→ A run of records
•••

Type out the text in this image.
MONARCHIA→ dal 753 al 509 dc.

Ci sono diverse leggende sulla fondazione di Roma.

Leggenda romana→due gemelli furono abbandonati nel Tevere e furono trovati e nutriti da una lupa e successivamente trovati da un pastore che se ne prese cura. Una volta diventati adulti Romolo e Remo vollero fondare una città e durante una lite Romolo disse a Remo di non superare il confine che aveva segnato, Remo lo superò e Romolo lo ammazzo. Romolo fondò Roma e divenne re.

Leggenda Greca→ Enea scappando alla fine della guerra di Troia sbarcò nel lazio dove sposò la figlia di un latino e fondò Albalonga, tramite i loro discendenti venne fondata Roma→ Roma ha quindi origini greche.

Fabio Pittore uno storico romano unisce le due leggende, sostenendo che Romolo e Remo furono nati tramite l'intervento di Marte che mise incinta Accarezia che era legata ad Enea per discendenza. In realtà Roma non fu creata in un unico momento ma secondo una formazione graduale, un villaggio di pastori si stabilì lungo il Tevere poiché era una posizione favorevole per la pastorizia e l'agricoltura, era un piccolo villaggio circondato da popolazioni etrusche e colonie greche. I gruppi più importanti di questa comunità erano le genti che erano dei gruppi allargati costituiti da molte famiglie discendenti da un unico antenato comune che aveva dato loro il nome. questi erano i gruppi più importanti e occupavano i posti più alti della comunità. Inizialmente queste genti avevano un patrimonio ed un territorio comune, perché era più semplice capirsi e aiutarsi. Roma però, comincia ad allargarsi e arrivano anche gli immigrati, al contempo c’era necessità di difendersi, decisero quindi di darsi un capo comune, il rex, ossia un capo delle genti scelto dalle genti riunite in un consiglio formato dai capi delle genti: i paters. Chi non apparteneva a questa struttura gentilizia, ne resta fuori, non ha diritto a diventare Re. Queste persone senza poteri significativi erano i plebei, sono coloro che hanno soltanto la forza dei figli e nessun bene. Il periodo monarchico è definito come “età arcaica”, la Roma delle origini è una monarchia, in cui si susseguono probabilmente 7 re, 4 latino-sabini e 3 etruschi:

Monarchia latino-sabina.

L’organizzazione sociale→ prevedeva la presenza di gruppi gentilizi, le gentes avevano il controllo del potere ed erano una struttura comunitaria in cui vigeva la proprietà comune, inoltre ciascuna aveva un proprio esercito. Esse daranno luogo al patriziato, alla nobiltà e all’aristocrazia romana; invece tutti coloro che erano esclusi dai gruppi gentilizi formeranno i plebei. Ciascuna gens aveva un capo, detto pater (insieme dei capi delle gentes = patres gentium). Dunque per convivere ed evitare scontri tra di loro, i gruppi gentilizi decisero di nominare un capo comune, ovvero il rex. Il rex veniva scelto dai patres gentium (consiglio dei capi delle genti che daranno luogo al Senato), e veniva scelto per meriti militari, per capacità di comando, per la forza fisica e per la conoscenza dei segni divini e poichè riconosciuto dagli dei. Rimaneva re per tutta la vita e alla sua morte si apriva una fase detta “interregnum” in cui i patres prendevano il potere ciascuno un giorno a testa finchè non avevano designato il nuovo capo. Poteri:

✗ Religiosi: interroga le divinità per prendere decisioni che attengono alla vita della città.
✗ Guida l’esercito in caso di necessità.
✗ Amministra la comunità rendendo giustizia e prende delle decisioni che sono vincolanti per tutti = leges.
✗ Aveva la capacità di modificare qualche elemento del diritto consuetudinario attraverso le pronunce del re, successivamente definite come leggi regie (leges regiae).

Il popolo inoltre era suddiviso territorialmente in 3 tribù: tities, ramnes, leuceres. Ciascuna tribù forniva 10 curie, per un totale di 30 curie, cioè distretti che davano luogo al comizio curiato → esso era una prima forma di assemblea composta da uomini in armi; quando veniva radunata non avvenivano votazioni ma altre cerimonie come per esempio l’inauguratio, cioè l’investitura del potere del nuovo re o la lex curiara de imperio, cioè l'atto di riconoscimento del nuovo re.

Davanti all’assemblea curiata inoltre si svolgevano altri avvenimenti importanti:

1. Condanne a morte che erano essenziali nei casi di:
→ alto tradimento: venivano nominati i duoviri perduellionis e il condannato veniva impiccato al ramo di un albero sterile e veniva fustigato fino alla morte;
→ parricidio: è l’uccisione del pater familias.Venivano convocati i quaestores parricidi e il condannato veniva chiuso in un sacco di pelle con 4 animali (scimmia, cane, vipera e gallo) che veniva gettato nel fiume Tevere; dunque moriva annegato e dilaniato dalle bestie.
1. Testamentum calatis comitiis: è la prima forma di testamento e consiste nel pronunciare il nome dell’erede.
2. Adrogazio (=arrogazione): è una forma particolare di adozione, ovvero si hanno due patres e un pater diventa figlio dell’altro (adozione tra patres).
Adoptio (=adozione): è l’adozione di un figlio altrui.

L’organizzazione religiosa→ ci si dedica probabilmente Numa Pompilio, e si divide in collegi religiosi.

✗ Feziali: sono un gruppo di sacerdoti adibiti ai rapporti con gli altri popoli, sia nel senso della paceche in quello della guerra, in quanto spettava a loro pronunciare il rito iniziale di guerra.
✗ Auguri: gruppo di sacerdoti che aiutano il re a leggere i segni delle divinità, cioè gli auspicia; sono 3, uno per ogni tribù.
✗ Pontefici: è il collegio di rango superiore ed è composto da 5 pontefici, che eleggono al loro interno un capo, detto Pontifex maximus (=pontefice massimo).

•••

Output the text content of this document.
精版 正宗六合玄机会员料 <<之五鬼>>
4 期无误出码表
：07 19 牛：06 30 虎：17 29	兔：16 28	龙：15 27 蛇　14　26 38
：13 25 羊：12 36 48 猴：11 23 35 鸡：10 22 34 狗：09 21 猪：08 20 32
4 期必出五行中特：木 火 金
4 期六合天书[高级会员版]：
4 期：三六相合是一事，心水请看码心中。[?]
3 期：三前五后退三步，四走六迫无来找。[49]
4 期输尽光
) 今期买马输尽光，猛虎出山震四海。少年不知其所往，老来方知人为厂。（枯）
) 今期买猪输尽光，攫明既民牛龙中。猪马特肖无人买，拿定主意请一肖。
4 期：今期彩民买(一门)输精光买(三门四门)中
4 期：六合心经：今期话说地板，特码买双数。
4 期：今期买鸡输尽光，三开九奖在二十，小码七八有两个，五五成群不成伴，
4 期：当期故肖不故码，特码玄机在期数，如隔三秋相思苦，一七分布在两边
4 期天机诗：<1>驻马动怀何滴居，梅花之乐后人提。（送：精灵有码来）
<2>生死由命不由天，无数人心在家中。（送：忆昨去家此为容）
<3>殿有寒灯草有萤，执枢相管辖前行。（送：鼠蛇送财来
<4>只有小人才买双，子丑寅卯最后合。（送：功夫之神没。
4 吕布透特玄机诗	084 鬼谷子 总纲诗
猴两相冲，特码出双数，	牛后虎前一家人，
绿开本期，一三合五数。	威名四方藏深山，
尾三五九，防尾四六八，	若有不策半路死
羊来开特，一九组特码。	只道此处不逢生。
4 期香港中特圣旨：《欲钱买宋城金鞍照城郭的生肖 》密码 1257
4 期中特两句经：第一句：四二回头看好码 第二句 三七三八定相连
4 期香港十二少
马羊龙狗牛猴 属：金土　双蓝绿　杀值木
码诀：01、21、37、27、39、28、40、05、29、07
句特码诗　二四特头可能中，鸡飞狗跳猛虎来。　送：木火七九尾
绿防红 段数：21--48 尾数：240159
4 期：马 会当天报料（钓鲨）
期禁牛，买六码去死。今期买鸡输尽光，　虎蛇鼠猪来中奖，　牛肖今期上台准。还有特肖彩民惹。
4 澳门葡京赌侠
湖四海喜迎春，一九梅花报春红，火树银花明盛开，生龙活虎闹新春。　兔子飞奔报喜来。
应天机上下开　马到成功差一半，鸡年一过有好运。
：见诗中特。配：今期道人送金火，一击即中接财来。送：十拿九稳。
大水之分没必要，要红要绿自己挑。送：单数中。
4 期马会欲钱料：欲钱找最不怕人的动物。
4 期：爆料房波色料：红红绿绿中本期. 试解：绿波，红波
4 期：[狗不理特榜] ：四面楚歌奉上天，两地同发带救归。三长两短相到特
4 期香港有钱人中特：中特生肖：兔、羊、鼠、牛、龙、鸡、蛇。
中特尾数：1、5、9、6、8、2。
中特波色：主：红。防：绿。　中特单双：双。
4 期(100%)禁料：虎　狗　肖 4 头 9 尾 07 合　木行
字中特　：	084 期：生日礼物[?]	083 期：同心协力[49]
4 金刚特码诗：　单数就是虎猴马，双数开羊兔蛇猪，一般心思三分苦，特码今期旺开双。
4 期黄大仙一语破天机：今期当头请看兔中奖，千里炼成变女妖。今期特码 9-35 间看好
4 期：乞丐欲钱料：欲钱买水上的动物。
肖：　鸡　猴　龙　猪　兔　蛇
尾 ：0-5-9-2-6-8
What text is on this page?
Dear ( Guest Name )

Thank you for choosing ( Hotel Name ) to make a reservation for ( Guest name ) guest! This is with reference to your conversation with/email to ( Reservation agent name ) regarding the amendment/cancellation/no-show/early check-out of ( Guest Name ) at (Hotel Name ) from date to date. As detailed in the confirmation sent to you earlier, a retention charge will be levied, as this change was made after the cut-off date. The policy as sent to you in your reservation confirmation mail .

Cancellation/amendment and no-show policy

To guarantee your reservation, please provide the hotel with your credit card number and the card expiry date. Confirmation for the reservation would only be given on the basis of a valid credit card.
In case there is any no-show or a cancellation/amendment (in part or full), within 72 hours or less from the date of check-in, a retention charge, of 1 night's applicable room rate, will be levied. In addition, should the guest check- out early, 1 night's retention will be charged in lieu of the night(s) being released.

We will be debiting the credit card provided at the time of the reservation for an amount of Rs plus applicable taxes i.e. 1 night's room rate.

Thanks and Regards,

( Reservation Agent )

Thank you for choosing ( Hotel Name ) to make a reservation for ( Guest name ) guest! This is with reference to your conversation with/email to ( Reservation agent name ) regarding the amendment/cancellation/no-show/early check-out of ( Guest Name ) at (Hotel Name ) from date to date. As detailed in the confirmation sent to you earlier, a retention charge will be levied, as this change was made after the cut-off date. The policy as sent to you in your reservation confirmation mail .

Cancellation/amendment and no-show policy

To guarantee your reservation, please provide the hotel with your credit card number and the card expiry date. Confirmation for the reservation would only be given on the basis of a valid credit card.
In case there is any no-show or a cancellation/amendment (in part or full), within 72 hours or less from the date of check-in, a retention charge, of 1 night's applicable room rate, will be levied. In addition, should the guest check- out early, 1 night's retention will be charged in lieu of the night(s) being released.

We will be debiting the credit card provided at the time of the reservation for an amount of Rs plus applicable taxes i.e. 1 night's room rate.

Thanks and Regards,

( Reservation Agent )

•••

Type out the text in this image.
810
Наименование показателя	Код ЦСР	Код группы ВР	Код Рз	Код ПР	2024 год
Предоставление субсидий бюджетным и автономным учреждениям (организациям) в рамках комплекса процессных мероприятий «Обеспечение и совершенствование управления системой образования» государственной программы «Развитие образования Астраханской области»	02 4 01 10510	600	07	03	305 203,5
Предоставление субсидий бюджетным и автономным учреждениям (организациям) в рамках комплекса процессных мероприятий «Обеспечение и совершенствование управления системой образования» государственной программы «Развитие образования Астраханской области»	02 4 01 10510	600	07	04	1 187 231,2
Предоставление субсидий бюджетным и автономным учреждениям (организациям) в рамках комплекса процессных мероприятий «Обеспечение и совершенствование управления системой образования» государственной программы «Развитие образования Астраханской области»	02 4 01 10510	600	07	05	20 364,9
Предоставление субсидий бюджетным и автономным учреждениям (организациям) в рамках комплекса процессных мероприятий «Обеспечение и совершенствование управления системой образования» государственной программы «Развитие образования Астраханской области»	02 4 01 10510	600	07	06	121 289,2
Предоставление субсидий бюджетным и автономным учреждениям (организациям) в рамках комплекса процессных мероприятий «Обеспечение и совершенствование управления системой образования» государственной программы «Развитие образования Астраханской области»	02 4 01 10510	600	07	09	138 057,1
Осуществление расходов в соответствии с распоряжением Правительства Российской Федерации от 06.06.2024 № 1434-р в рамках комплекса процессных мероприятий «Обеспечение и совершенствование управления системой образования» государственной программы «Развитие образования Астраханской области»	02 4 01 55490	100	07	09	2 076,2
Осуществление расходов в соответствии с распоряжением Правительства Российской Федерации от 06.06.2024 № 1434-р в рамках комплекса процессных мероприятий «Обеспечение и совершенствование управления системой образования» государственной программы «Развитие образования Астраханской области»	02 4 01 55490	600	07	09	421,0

•••

→ TASK OBJECTIVE
Tally every line of the listing that holds the string "ovvero", then give the number by itself.

→ WRITTEN ANSWER
2